REQUIRED TASK —
Extract the text of each entry below exactly, leaving every image behind.

Dataset entries on figures

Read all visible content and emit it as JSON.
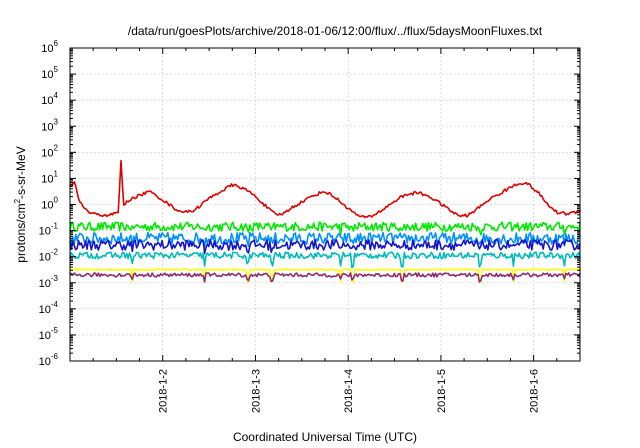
{
  "chart_data": {
    "type": "line",
    "title": "/data/run/goesPlots/archive/2018-01-06/12:00/flux/../flux/5daysMoonFluxes.txt",
    "xlabel": "Coordinated Universal Time (UTC)",
    "ylabel_main": "protons/cm",
    "ylabel_sup": "2",
    "ylabel_rest": "-s-sr-MeV",
    "y_scale": "log",
    "ylim_exponents": [
      -6,
      6
    ],
    "y_ticks": [
      {
        "base": "10",
        "exp": "-6"
      },
      {
        "base": "10",
        "exp": "-5"
      },
      {
        "base": "10",
        "exp": "-4"
      },
      {
        "base": "10",
        "exp": "-3"
      },
      {
        "base": "10",
        "exp": "-2"
      },
      {
        "base": "10",
        "exp": "-1"
      },
      {
        "base": "10",
        "exp": "0"
      },
      {
        "base": "10",
        "exp": "1"
      },
      {
        "base": "10",
        "exp": "2"
      },
      {
        "base": "10",
        "exp": "3"
      },
      {
        "base": "10",
        "exp": "4"
      },
      {
        "base": "10",
        "exp": "5"
      },
      {
        "base": "10",
        "exp": "6"
      }
    ],
    "xlim_days": [
      1.0,
      6.5
    ],
    "x_ticks": [
      {
        "day": 2,
        "label": "2018-1-2"
      },
      {
        "day": 3,
        "label": "2018-1-3"
      },
      {
        "day": 4,
        "label": "2018-1-4"
      },
      {
        "day": 5,
        "label": "2018-1-5"
      },
      {
        "day": 6,
        "label": "2018-1-6"
      }
    ],
    "grid": true,
    "series": [
      {
        "color": "#e00000",
        "kind": "red",
        "log_anchors": [
          [
            1.0,
            0.7
          ],
          [
            1.05,
            0.85
          ],
          [
            1.1,
            0.1
          ],
          [
            1.2,
            -0.3
          ],
          [
            1.3,
            -0.4
          ],
          [
            1.45,
            -0.4
          ],
          [
            1.5,
            -0.3
          ],
          [
            1.53,
            -0.35
          ],
          [
            1.54,
            1.7
          ],
          [
            1.56,
            1.7
          ],
          [
            1.57,
            -0.05
          ],
          [
            1.65,
            0.2
          ],
          [
            1.75,
            0.35
          ],
          [
            1.85,
            0.5
          ],
          [
            1.95,
            0.3
          ],
          [
            2.05,
            0.05
          ],
          [
            2.15,
            -0.2
          ],
          [
            2.25,
            -0.3
          ],
          [
            2.35,
            -0.2
          ],
          [
            2.45,
            0.1
          ],
          [
            2.55,
            0.35
          ],
          [
            2.65,
            0.55
          ],
          [
            2.75,
            0.75
          ],
          [
            2.85,
            0.65
          ],
          [
            2.95,
            0.45
          ],
          [
            3.05,
            0.15
          ],
          [
            3.15,
            -0.2
          ],
          [
            3.22,
            -0.4
          ],
          [
            3.3,
            -0.35
          ],
          [
            3.4,
            -0.1
          ],
          [
            3.5,
            0.1
          ],
          [
            3.6,
            0.3
          ],
          [
            3.7,
            0.45
          ],
          [
            3.75,
            0.5
          ],
          [
            3.85,
            0.3
          ],
          [
            3.95,
            0.0
          ],
          [
            4.05,
            -0.3
          ],
          [
            4.15,
            -0.5
          ],
          [
            4.25,
            -0.45
          ],
          [
            4.35,
            -0.25
          ],
          [
            4.45,
            0.0
          ],
          [
            4.55,
            0.25
          ],
          [
            4.65,
            0.4
          ],
          [
            4.75,
            0.45
          ],
          [
            4.85,
            0.35
          ],
          [
            4.95,
            0.15
          ],
          [
            5.05,
            -0.1
          ],
          [
            5.15,
            -0.35
          ],
          [
            5.22,
            -0.45
          ],
          [
            5.3,
            -0.4
          ],
          [
            5.4,
            -0.15
          ],
          [
            5.5,
            0.15
          ],
          [
            5.6,
            0.35
          ],
          [
            5.7,
            0.55
          ],
          [
            5.8,
            0.75
          ],
          [
            5.9,
            0.85
          ],
          [
            5.95,
            0.75
          ],
          [
            6.05,
            0.45
          ],
          [
            6.15,
            0.0
          ],
          [
            6.25,
            -0.3
          ],
          [
            6.35,
            -0.35
          ],
          [
            6.45,
            -0.3
          ],
          [
            6.5,
            -0.25
          ]
        ],
        "noise": 0.12
      },
      {
        "color": "#00e800",
        "kind": "band",
        "base_log": -0.85,
        "noise": 0.35,
        "dip_depth": 0.15
      },
      {
        "color": "#0090ff",
        "kind": "band",
        "base_log": -1.3,
        "noise": 0.45,
        "dip_depth": 0.15
      },
      {
        "color": "#1414c8",
        "kind": "band",
        "base_log": -1.55,
        "noise": 0.4,
        "dip_depth": 0.15
      },
      {
        "color": "#00bcbc",
        "kind": "band",
        "base_log": -1.95,
        "noise": 0.25,
        "dip_depth": 0.35
      },
      {
        "color": "#ffff00",
        "kind": "band",
        "base_log": -2.5,
        "noise": 0.05,
        "dip_depth": 0.45
      },
      {
        "color": "#8c2a78",
        "kind": "band",
        "base_log": -2.7,
        "noise": 0.15,
        "dip_depth": 0.2
      }
    ]
  }
}
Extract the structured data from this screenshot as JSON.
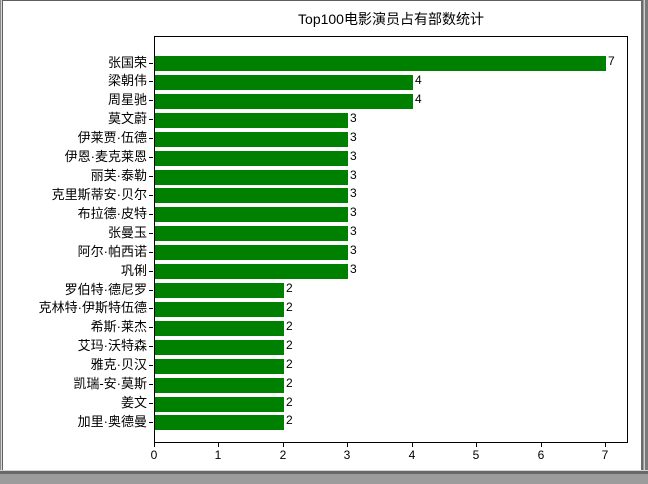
{
  "chart_data": {
    "type": "bar",
    "orientation": "horizontal",
    "title": "Top100电影演员占有部数统计",
    "categories": [
      "张国荣",
      "梁朝伟",
      "周星驰",
      "莫文蔚",
      "伊莱贾·伍德",
      "伊恩·麦克莱恩",
      "丽芙·泰勒",
      "克里斯蒂安·贝尔",
      "布拉德·皮特",
      "张曼玉",
      "阿尔·帕西诺",
      "巩俐",
      "罗伯特·德尼罗",
      "克林特·伊斯特伍德",
      "希斯·莱杰",
      "艾玛·沃特森",
      "雅克·贝汉",
      "凯瑞-安·莫斯",
      "姜文",
      "加里·奥德曼"
    ],
    "values": [
      7,
      4,
      4,
      3,
      3,
      3,
      3,
      3,
      3,
      3,
      3,
      3,
      2,
      2,
      2,
      2,
      2,
      2,
      2,
      2
    ],
    "value_labels_shown": true,
    "bar_color": "#008000",
    "x_ticks": [
      "0",
      "1",
      "2",
      "3",
      "4",
      "5",
      "6",
      "7"
    ],
    "xlim": [
      0,
      7.36
    ],
    "xlabel": "",
    "ylabel": "",
    "grid": false,
    "legend": "none",
    "category_order": "top-to-bottom"
  }
}
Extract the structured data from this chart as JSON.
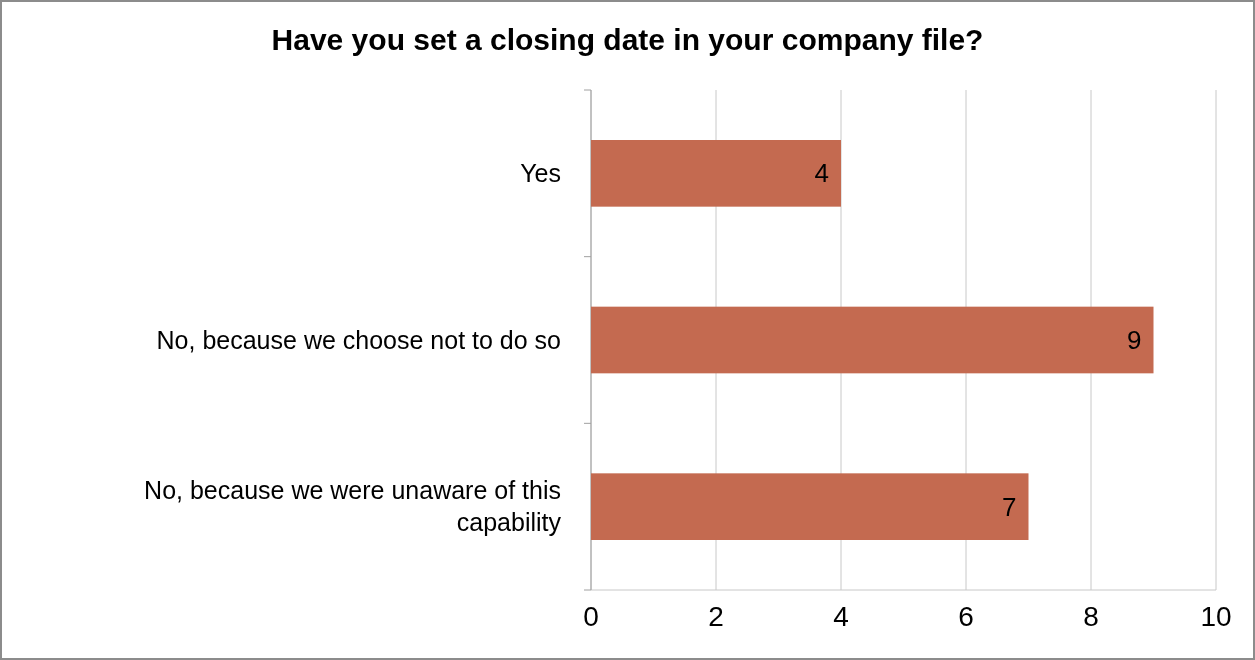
{
  "chart_data": {
    "type": "bar",
    "orientation": "horizontal",
    "title": "Have you set a closing date in your company file?",
    "categories": [
      "Yes",
      "No, because we choose not to do so",
      "No, because we were unaware of this capability"
    ],
    "values": [
      4,
      9,
      7
    ],
    "color": "#c46a50",
    "xlim": [
      0,
      10
    ],
    "xticks": [
      0,
      2,
      4,
      6,
      8,
      10
    ],
    "grid": "x",
    "data_labels": true
  }
}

RESULT BELOW —
Read all visible content and emit it as JSON.
{
  "chart_data": {
    "type": "line",
    "title": "/data/run/goesPlots/archive/2018-01-06/12:00/flux/../flux/5daysMoonFluxes.txt",
    "xlabel": "Coordinated Universal Time (UTC)",
    "ylabel_main": "protons/cm",
    "ylabel_sup": "2",
    "ylabel_rest": "-s-sr-MeV",
    "y_scale": "log",
    "ylim_exponents": [
      -6,
      6
    ],
    "y_ticks": [
      {
        "base": "10",
        "exp": "-6"
      },
      {
        "base": "10",
        "exp": "-5"
      },
      {
        "base": "10",
        "exp": "-4"
      },
      {
        "base": "10",
        "exp": "-3"
      },
      {
        "base": "10",
        "exp": "-2"
      },
      {
        "base": "10",
        "exp": "-1"
      },
      {
        "base": "10",
        "exp": "0"
      },
      {
        "base": "10",
        "exp": "1"
      },
      {
        "base": "10",
        "exp": "2"
      },
      {
        "base": "10",
        "exp": "3"
      },
      {
        "base": "10",
        "exp": "4"
      },
      {
        "base": "10",
        "exp": "5"
      },
      {
        "base": "10",
        "exp": "6"
      }
    ],
    "xlim_days": [
      1.0,
      6.5
    ],
    "x_ticks": [
      {
        "day": 2,
        "label": "2018-1-2"
      },
      {
        "day": 3,
        "label": "2018-1-3"
      },
      {
        "day": 4,
        "label": "2018-1-4"
      },
      {
        "day": 5,
        "label": "2018-1-5"
      },
      {
        "day": 6,
        "label": "2018-1-6"
      }
    ],
    "grid": true,
    "series": [
      {
        "color": "#e00000",
        "kind": "red",
        "log_anchors": [
          [
            1.0,
            0.7
          ],
          [
            1.05,
            0.85
          ],
          [
            1.1,
            0.1
          ],
          [
            1.2,
            -0.3
          ],
          [
            1.3,
            -0.4
          ],
          [
            1.45,
            -0.4
          ],
          [
            1.5,
            -0.3
          ],
          [
            1.53,
            -0.35
          ],
          [
            1.54,
            1.7
          ],
          [
            1.56,
            1.7
          ],
          [
            1.57,
            -0.05
          ],
          [
            1.65,
            0.2
          ],
          [
            1.75,
            0.35
          ],
          [
            1.85,
            0.5
          ],
          [
            1.95,
            0.3
          ],
          [
            2.05,
            0.05
          ],
          [
            2.15,
            -0.2
          ],
          [
            2.25,
            -0.3
          ],
          [
            2.35,
            -0.2
          ],
          [
            2.45,
            0.1
          ],
          [
            2.55,
            0.35
          ],
          [
            2.65,
            0.55
          ],
          [
            2.75,
            0.75
          ],
          [
            2.85,
            0.65
          ],
          [
            2.95,
            0.45
          ],
          [
            3.05,
            0.15
          ],
          [
            3.15,
            -0.2
          ],
          [
            3.22,
            -0.4
          ],
          [
            3.3,
            -0.35
          ],
          [
            3.4,
            -0.1
          ],
          [
            3.5,
            0.1
          ],
          [
            3.6,
            0.3
          ],
          [
            3.7,
            0.45
          ],
          [
            3.75,
            0.5
          ],
          [
            3.85,
            0.3
          ],
          [
            3.95,
            0.0
          ],
          [
            4.05,
            -0.3
          ],
          [
            4.15,
            -0.5
          ],
          [
            4.25,
            -0.45
          ],
          [
            4.35,
            -0.25
          ],
          [
            4.45,
            0.0
          ],
          [
            4.55,
            0.25
          ],
          [
            4.65,
            0.4
          ],
          [
            4.75,
            0.45
          ],
          [
            4.85,
            0.35
          ],
          [
            4.95,
            0.15
          ],
          [
            5.05,
            -0.1
          ],
          [
            5.15,
            -0.35
          ],
          [
            5.22,
            -0.45
          ],
          [
            5.3,
            -0.4
          ],
          [
            5.4,
            -0.15
          ],
          [
            5.5,
            0.15
          ],
          [
            5.6,
            0.35
          ],
          [
            5.7,
            0.55
          ],
          [
            5.8,
            0.75
          ],
          [
            5.9,
            0.85
          ],
          [
            5.95,
            0.75
          ],
          [
            6.05,
            0.45
          ],
          [
            6.15,
            0.0
          ],
          [
            6.25,
            -0.3
          ],
          [
            6.35,
            -0.35
          ],
          [
            6.45,
            -0.3
          ],
          [
            6.5,
            -0.25
          ]
        ],
        "noise": 0.12
      },
      {
        "color": "#00e800",
        "kind": "band",
        "base_log": -0.85,
        "noise": 0.35,
        "dip_depth": 0.15
      },
      {
        "color": "#0090ff",
        "kind": "band",
        "base_log": -1.3,
        "noise": 0.45,
        "dip_depth": 0.15
      },
      {
        "color": "#1414c8",
        "kind": "band",
        "base_log": -1.55,
        "noise": 0.4,
        "dip_depth": 0.15
      },
      {
        "color": "#00bcbc",
        "kind": "band",
        "base_log": -1.95,
        "noise": 0.25,
        "dip_depth": 0.35
      },
      {
        "color": "#ffff00",
        "kind": "band",
        "base_log": -2.5,
        "noise": 0.05,
        "dip_depth": 0.45
      },
      {
        "color": "#8c2a78",
        "kind": "band",
        "base_log": -2.7,
        "noise": 0.15,
        "dip_depth": 0.2
      }
    ]
  }
}
Extract the structured data from this screenshot as JSON.
{
  "chart_data": {
    "type": "bar",
    "orientation": "horizontal",
    "title": "Top100电影演员占有部数统计",
    "categories": [
      "张国荣",
      "梁朝伟",
      "周星驰",
      "莫文蔚",
      "伊莱贾·伍德",
      "伊恩·麦克莱恩",
      "丽芙·泰勒",
      "克里斯蒂安·贝尔",
      "布拉德·皮特",
      "张曼玉",
      "阿尔·帕西诺",
      "巩俐",
      "罗伯特·德尼罗",
      "克林特·伊斯特伍德",
      "希斯·莱杰",
      "艾玛·沃特森",
      "雅克·贝汉",
      "凯瑞-安·莫斯",
      "姜文",
      "加里·奥德曼"
    ],
    "values": [
      7,
      4,
      4,
      3,
      3,
      3,
      3,
      3,
      3,
      3,
      3,
      3,
      2,
      2,
      2,
      2,
      2,
      2,
      2,
      2
    ],
    "value_labels_shown": true,
    "bar_color": "#008000",
    "x_ticks": [
      "0",
      "1",
      "2",
      "3",
      "4",
      "5",
      "6",
      "7"
    ],
    "xlim": [
      0,
      7.36
    ],
    "xlabel": "",
    "ylabel": "",
    "grid": false,
    "legend": "none",
    "category_order": "top-to-bottom"
  }
}
Extract the structured data from this chart as JSON.
{
  "chart_data": {
    "type": "bar",
    "orientation": "horizontal",
    "title": "Have you set a closing date in your company file?",
    "categories": [
      "Yes",
      "No, because we choose not to do so",
      "No, because we were unaware of this capability"
    ],
    "values": [
      4,
      9,
      7
    ],
    "color": "#c46a50",
    "xlim": [
      0,
      10
    ],
    "xticks": [
      0,
      2,
      4,
      6,
      8,
      10
    ],
    "grid": "x",
    "data_labels": true
  }
}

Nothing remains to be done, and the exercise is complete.